EXCERPTED RECORDS:
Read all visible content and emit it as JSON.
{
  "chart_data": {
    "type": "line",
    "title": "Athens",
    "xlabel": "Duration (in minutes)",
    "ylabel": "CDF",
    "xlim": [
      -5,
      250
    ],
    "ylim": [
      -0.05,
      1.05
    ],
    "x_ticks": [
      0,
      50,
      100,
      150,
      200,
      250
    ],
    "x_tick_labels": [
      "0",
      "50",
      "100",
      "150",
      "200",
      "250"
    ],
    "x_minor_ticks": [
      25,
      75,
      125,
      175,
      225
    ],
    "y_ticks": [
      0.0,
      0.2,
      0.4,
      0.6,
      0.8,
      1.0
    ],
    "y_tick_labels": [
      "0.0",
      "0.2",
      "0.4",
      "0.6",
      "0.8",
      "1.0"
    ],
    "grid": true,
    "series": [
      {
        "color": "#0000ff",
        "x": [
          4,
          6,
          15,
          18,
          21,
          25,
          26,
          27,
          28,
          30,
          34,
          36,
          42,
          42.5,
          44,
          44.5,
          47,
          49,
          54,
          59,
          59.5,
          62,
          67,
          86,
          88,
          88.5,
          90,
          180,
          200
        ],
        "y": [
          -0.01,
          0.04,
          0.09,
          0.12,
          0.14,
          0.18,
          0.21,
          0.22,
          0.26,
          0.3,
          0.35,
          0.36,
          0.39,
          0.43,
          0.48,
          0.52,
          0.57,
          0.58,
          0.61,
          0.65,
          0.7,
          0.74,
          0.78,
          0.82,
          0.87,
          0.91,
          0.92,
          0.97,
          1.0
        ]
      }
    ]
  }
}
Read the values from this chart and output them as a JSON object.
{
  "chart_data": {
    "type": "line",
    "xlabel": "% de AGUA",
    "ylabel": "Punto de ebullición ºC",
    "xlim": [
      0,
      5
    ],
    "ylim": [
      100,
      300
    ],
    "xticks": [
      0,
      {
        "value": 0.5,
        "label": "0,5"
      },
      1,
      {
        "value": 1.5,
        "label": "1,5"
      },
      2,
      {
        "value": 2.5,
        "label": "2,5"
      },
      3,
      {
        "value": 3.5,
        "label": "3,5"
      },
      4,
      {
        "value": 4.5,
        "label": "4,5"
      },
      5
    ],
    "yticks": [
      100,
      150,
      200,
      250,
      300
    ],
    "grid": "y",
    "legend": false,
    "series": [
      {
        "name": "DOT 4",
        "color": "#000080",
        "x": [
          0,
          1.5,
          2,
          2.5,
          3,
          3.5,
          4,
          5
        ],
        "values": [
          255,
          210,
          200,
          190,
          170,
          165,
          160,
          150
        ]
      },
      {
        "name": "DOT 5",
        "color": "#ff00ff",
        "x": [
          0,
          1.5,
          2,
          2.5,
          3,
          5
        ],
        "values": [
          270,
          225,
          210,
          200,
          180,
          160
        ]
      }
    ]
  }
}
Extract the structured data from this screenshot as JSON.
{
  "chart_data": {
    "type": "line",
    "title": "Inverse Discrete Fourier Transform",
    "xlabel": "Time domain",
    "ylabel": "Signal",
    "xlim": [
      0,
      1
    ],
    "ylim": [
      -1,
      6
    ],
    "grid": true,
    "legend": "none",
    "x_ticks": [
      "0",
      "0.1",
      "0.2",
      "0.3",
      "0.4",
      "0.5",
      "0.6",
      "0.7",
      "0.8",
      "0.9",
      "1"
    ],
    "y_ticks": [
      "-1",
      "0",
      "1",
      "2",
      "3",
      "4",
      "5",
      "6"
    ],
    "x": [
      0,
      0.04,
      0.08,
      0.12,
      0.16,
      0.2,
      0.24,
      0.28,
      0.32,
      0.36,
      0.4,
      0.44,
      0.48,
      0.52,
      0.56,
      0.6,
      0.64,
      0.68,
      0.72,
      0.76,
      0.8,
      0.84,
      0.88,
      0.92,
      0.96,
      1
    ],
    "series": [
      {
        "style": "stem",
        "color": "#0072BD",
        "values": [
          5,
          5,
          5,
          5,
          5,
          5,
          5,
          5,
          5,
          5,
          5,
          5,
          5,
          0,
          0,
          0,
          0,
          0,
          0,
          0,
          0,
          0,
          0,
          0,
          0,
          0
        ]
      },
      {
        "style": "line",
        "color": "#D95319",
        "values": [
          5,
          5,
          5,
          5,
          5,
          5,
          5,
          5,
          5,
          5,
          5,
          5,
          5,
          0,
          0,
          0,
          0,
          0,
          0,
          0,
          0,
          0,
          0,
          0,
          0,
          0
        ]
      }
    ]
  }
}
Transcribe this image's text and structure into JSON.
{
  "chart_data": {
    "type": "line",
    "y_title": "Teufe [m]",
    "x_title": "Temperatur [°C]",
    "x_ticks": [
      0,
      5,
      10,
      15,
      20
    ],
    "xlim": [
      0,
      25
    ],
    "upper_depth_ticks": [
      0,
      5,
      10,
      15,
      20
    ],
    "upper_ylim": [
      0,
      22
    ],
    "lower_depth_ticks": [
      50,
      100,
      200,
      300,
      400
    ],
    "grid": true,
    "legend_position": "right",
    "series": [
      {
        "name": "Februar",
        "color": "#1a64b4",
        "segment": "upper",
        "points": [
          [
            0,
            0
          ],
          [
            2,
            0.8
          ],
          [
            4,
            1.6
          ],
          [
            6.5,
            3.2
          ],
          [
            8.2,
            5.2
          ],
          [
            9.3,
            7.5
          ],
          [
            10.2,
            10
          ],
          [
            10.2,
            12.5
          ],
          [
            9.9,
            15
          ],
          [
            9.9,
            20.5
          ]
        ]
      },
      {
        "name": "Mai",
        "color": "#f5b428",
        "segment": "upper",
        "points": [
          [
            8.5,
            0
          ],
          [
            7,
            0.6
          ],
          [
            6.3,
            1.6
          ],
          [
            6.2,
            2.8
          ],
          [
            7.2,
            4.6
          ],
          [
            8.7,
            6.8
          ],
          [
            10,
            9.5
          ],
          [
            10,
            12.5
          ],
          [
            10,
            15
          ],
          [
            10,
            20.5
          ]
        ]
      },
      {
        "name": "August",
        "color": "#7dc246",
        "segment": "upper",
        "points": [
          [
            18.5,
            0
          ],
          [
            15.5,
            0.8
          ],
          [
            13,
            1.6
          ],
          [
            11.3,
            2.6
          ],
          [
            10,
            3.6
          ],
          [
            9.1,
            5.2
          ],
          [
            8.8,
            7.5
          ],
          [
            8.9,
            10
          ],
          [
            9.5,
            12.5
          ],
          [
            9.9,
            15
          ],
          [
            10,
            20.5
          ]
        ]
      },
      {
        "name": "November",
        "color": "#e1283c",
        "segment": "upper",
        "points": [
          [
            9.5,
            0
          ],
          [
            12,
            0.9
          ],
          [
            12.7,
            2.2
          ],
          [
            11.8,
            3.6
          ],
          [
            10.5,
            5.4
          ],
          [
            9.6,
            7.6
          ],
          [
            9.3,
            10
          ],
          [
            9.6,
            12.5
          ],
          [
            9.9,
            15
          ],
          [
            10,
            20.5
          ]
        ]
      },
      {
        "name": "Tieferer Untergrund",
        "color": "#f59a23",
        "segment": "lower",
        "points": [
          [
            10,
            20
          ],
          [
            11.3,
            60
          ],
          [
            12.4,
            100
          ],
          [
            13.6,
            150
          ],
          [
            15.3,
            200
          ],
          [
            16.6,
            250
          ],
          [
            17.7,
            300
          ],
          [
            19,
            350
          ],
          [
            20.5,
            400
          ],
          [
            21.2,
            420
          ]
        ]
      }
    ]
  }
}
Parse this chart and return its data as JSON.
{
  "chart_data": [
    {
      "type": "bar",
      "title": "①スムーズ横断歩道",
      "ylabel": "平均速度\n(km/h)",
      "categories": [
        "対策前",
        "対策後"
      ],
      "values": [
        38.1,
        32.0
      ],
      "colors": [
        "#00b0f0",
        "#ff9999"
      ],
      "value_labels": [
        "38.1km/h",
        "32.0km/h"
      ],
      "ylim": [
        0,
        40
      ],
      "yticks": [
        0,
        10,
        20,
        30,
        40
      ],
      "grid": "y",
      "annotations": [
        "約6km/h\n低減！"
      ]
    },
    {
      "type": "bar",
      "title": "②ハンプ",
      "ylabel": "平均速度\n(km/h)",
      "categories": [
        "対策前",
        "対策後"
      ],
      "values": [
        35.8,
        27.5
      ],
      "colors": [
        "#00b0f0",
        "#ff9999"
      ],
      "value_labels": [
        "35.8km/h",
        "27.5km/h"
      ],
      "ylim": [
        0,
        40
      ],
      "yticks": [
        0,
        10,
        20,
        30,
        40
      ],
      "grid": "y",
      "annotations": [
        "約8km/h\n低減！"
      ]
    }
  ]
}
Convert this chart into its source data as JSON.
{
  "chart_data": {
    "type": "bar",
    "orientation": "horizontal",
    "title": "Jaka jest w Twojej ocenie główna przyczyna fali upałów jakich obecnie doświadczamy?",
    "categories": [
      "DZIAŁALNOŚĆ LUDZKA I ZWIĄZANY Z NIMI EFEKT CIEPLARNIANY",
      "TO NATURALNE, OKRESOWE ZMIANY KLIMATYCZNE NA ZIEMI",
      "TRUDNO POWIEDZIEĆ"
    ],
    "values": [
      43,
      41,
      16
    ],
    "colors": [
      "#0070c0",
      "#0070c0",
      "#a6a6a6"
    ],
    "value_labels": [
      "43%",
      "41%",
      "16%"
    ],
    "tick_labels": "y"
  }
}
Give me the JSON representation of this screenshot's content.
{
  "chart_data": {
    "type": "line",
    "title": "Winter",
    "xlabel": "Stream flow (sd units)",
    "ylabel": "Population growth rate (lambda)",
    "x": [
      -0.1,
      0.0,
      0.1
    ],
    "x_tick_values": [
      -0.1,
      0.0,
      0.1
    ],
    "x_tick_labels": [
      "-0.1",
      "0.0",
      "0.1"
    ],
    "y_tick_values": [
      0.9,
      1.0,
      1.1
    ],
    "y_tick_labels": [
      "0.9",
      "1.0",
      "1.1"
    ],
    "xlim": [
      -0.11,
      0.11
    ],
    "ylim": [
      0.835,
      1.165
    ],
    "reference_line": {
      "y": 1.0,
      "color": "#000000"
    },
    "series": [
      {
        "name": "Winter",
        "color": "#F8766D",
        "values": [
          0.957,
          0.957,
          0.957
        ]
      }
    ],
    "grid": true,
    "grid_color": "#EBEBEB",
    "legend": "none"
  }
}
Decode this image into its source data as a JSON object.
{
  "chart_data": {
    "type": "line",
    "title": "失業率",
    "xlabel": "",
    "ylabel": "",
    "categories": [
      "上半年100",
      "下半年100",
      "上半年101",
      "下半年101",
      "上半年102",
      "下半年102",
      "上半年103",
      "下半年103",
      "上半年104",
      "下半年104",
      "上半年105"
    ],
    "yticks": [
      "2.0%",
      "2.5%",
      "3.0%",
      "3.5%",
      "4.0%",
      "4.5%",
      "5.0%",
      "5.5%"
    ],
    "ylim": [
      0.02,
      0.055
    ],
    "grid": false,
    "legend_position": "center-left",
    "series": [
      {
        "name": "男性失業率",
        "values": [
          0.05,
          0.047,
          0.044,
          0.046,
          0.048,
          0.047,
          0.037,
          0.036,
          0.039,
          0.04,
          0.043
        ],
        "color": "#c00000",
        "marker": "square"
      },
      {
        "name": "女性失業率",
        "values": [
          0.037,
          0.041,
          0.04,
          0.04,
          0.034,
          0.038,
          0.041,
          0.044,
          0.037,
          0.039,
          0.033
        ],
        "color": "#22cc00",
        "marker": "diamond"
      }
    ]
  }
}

YOUR GOAL:
Return each line that includes "name".

THE RESPONSE:
        "name": "DOT 4",
        "name": "DOT 5",
        "name": "Februar",
        "name": "Mai",
        "name": "August",
        "name": "November",
        "name": "Tieferer Untergrund",
        "name": "Winter",
        "name": "男性失業率",
        "name": "女性失業率",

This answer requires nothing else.